(Data records)
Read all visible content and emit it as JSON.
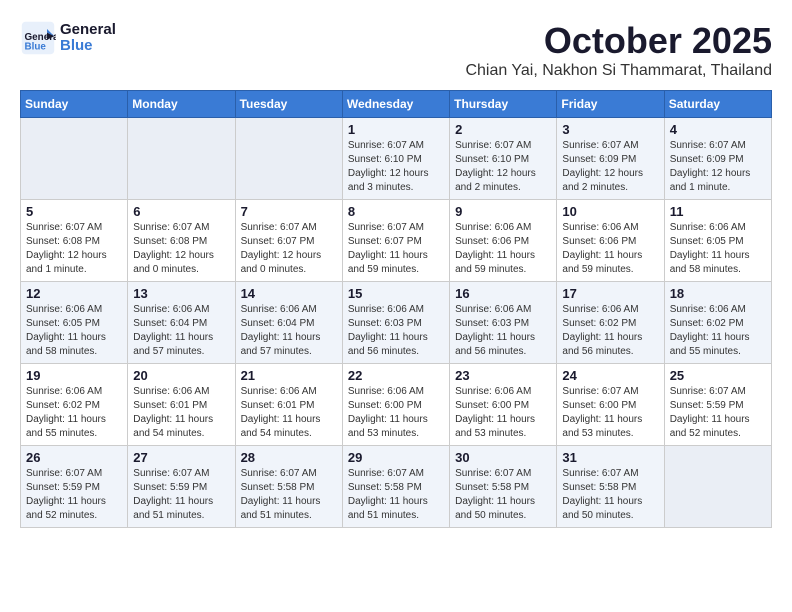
{
  "logo": {
    "line1": "General",
    "line2": "Blue"
  },
  "title": "October 2025",
  "location": "Chian Yai, Nakhon Si Thammarat, Thailand",
  "days_of_week": [
    "Sunday",
    "Monday",
    "Tuesday",
    "Wednesday",
    "Thursday",
    "Friday",
    "Saturday"
  ],
  "weeks": [
    [
      {
        "day": "",
        "info": ""
      },
      {
        "day": "",
        "info": ""
      },
      {
        "day": "",
        "info": ""
      },
      {
        "day": "1",
        "info": "Sunrise: 6:07 AM\nSunset: 6:10 PM\nDaylight: 12 hours and 3 minutes."
      },
      {
        "day": "2",
        "info": "Sunrise: 6:07 AM\nSunset: 6:10 PM\nDaylight: 12 hours and 2 minutes."
      },
      {
        "day": "3",
        "info": "Sunrise: 6:07 AM\nSunset: 6:09 PM\nDaylight: 12 hours and 2 minutes."
      },
      {
        "day": "4",
        "info": "Sunrise: 6:07 AM\nSunset: 6:09 PM\nDaylight: 12 hours and 1 minute."
      }
    ],
    [
      {
        "day": "5",
        "info": "Sunrise: 6:07 AM\nSunset: 6:08 PM\nDaylight: 12 hours and 1 minute."
      },
      {
        "day": "6",
        "info": "Sunrise: 6:07 AM\nSunset: 6:08 PM\nDaylight: 12 hours and 0 minutes."
      },
      {
        "day": "7",
        "info": "Sunrise: 6:07 AM\nSunset: 6:07 PM\nDaylight: 12 hours and 0 minutes."
      },
      {
        "day": "8",
        "info": "Sunrise: 6:07 AM\nSunset: 6:07 PM\nDaylight: 11 hours and 59 minutes."
      },
      {
        "day": "9",
        "info": "Sunrise: 6:06 AM\nSunset: 6:06 PM\nDaylight: 11 hours and 59 minutes."
      },
      {
        "day": "10",
        "info": "Sunrise: 6:06 AM\nSunset: 6:06 PM\nDaylight: 11 hours and 59 minutes."
      },
      {
        "day": "11",
        "info": "Sunrise: 6:06 AM\nSunset: 6:05 PM\nDaylight: 11 hours and 58 minutes."
      }
    ],
    [
      {
        "day": "12",
        "info": "Sunrise: 6:06 AM\nSunset: 6:05 PM\nDaylight: 11 hours and 58 minutes."
      },
      {
        "day": "13",
        "info": "Sunrise: 6:06 AM\nSunset: 6:04 PM\nDaylight: 11 hours and 57 minutes."
      },
      {
        "day": "14",
        "info": "Sunrise: 6:06 AM\nSunset: 6:04 PM\nDaylight: 11 hours and 57 minutes."
      },
      {
        "day": "15",
        "info": "Sunrise: 6:06 AM\nSunset: 6:03 PM\nDaylight: 11 hours and 56 minutes."
      },
      {
        "day": "16",
        "info": "Sunrise: 6:06 AM\nSunset: 6:03 PM\nDaylight: 11 hours and 56 minutes."
      },
      {
        "day": "17",
        "info": "Sunrise: 6:06 AM\nSunset: 6:02 PM\nDaylight: 11 hours and 56 minutes."
      },
      {
        "day": "18",
        "info": "Sunrise: 6:06 AM\nSunset: 6:02 PM\nDaylight: 11 hours and 55 minutes."
      }
    ],
    [
      {
        "day": "19",
        "info": "Sunrise: 6:06 AM\nSunset: 6:02 PM\nDaylight: 11 hours and 55 minutes."
      },
      {
        "day": "20",
        "info": "Sunrise: 6:06 AM\nSunset: 6:01 PM\nDaylight: 11 hours and 54 minutes."
      },
      {
        "day": "21",
        "info": "Sunrise: 6:06 AM\nSunset: 6:01 PM\nDaylight: 11 hours and 54 minutes."
      },
      {
        "day": "22",
        "info": "Sunrise: 6:06 AM\nSunset: 6:00 PM\nDaylight: 11 hours and 53 minutes."
      },
      {
        "day": "23",
        "info": "Sunrise: 6:06 AM\nSunset: 6:00 PM\nDaylight: 11 hours and 53 minutes."
      },
      {
        "day": "24",
        "info": "Sunrise: 6:07 AM\nSunset: 6:00 PM\nDaylight: 11 hours and 53 minutes."
      },
      {
        "day": "25",
        "info": "Sunrise: 6:07 AM\nSunset: 5:59 PM\nDaylight: 11 hours and 52 minutes."
      }
    ],
    [
      {
        "day": "26",
        "info": "Sunrise: 6:07 AM\nSunset: 5:59 PM\nDaylight: 11 hours and 52 minutes."
      },
      {
        "day": "27",
        "info": "Sunrise: 6:07 AM\nSunset: 5:59 PM\nDaylight: 11 hours and 51 minutes."
      },
      {
        "day": "28",
        "info": "Sunrise: 6:07 AM\nSunset: 5:58 PM\nDaylight: 11 hours and 51 minutes."
      },
      {
        "day": "29",
        "info": "Sunrise: 6:07 AM\nSunset: 5:58 PM\nDaylight: 11 hours and 51 minutes."
      },
      {
        "day": "30",
        "info": "Sunrise: 6:07 AM\nSunset: 5:58 PM\nDaylight: 11 hours and 50 minutes."
      },
      {
        "day": "31",
        "info": "Sunrise: 6:07 AM\nSunset: 5:58 PM\nDaylight: 11 hours and 50 minutes."
      },
      {
        "day": "",
        "info": ""
      }
    ]
  ]
}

▶ Problem to solve:
Print all of the records shown above exactly, leaving out each picture.

▶ The solution:
Read all visible content and emit it as JSON.
{
  "logo": {
    "line1": "General",
    "line2": "Blue"
  },
  "title": "October 2025",
  "location": "Chian Yai, Nakhon Si Thammarat, Thailand",
  "days_of_week": [
    "Sunday",
    "Monday",
    "Tuesday",
    "Wednesday",
    "Thursday",
    "Friday",
    "Saturday"
  ],
  "weeks": [
    [
      {
        "day": "",
        "info": ""
      },
      {
        "day": "",
        "info": ""
      },
      {
        "day": "",
        "info": ""
      },
      {
        "day": "1",
        "info": "Sunrise: 6:07 AM\nSunset: 6:10 PM\nDaylight: 12 hours and 3 minutes."
      },
      {
        "day": "2",
        "info": "Sunrise: 6:07 AM\nSunset: 6:10 PM\nDaylight: 12 hours and 2 minutes."
      },
      {
        "day": "3",
        "info": "Sunrise: 6:07 AM\nSunset: 6:09 PM\nDaylight: 12 hours and 2 minutes."
      },
      {
        "day": "4",
        "info": "Sunrise: 6:07 AM\nSunset: 6:09 PM\nDaylight: 12 hours and 1 minute."
      }
    ],
    [
      {
        "day": "5",
        "info": "Sunrise: 6:07 AM\nSunset: 6:08 PM\nDaylight: 12 hours and 1 minute."
      },
      {
        "day": "6",
        "info": "Sunrise: 6:07 AM\nSunset: 6:08 PM\nDaylight: 12 hours and 0 minutes."
      },
      {
        "day": "7",
        "info": "Sunrise: 6:07 AM\nSunset: 6:07 PM\nDaylight: 12 hours and 0 minutes."
      },
      {
        "day": "8",
        "info": "Sunrise: 6:07 AM\nSunset: 6:07 PM\nDaylight: 11 hours and 59 minutes."
      },
      {
        "day": "9",
        "info": "Sunrise: 6:06 AM\nSunset: 6:06 PM\nDaylight: 11 hours and 59 minutes."
      },
      {
        "day": "10",
        "info": "Sunrise: 6:06 AM\nSunset: 6:06 PM\nDaylight: 11 hours and 59 minutes."
      },
      {
        "day": "11",
        "info": "Sunrise: 6:06 AM\nSunset: 6:05 PM\nDaylight: 11 hours and 58 minutes."
      }
    ],
    [
      {
        "day": "12",
        "info": "Sunrise: 6:06 AM\nSunset: 6:05 PM\nDaylight: 11 hours and 58 minutes."
      },
      {
        "day": "13",
        "info": "Sunrise: 6:06 AM\nSunset: 6:04 PM\nDaylight: 11 hours and 57 minutes."
      },
      {
        "day": "14",
        "info": "Sunrise: 6:06 AM\nSunset: 6:04 PM\nDaylight: 11 hours and 57 minutes."
      },
      {
        "day": "15",
        "info": "Sunrise: 6:06 AM\nSunset: 6:03 PM\nDaylight: 11 hours and 56 minutes."
      },
      {
        "day": "16",
        "info": "Sunrise: 6:06 AM\nSunset: 6:03 PM\nDaylight: 11 hours and 56 minutes."
      },
      {
        "day": "17",
        "info": "Sunrise: 6:06 AM\nSunset: 6:02 PM\nDaylight: 11 hours and 56 minutes."
      },
      {
        "day": "18",
        "info": "Sunrise: 6:06 AM\nSunset: 6:02 PM\nDaylight: 11 hours and 55 minutes."
      }
    ],
    [
      {
        "day": "19",
        "info": "Sunrise: 6:06 AM\nSunset: 6:02 PM\nDaylight: 11 hours and 55 minutes."
      },
      {
        "day": "20",
        "info": "Sunrise: 6:06 AM\nSunset: 6:01 PM\nDaylight: 11 hours and 54 minutes."
      },
      {
        "day": "21",
        "info": "Sunrise: 6:06 AM\nSunset: 6:01 PM\nDaylight: 11 hours and 54 minutes."
      },
      {
        "day": "22",
        "info": "Sunrise: 6:06 AM\nSunset: 6:00 PM\nDaylight: 11 hours and 53 minutes."
      },
      {
        "day": "23",
        "info": "Sunrise: 6:06 AM\nSunset: 6:00 PM\nDaylight: 11 hours and 53 minutes."
      },
      {
        "day": "24",
        "info": "Sunrise: 6:07 AM\nSunset: 6:00 PM\nDaylight: 11 hours and 53 minutes."
      },
      {
        "day": "25",
        "info": "Sunrise: 6:07 AM\nSunset: 5:59 PM\nDaylight: 11 hours and 52 minutes."
      }
    ],
    [
      {
        "day": "26",
        "info": "Sunrise: 6:07 AM\nSunset: 5:59 PM\nDaylight: 11 hours and 52 minutes."
      },
      {
        "day": "27",
        "info": "Sunrise: 6:07 AM\nSunset: 5:59 PM\nDaylight: 11 hours and 51 minutes."
      },
      {
        "day": "28",
        "info": "Sunrise: 6:07 AM\nSunset: 5:58 PM\nDaylight: 11 hours and 51 minutes."
      },
      {
        "day": "29",
        "info": "Sunrise: 6:07 AM\nSunset: 5:58 PM\nDaylight: 11 hours and 51 minutes."
      },
      {
        "day": "30",
        "info": "Sunrise: 6:07 AM\nSunset: 5:58 PM\nDaylight: 11 hours and 50 minutes."
      },
      {
        "day": "31",
        "info": "Sunrise: 6:07 AM\nSunset: 5:58 PM\nDaylight: 11 hours and 50 minutes."
      },
      {
        "day": "",
        "info": ""
      }
    ]
  ]
}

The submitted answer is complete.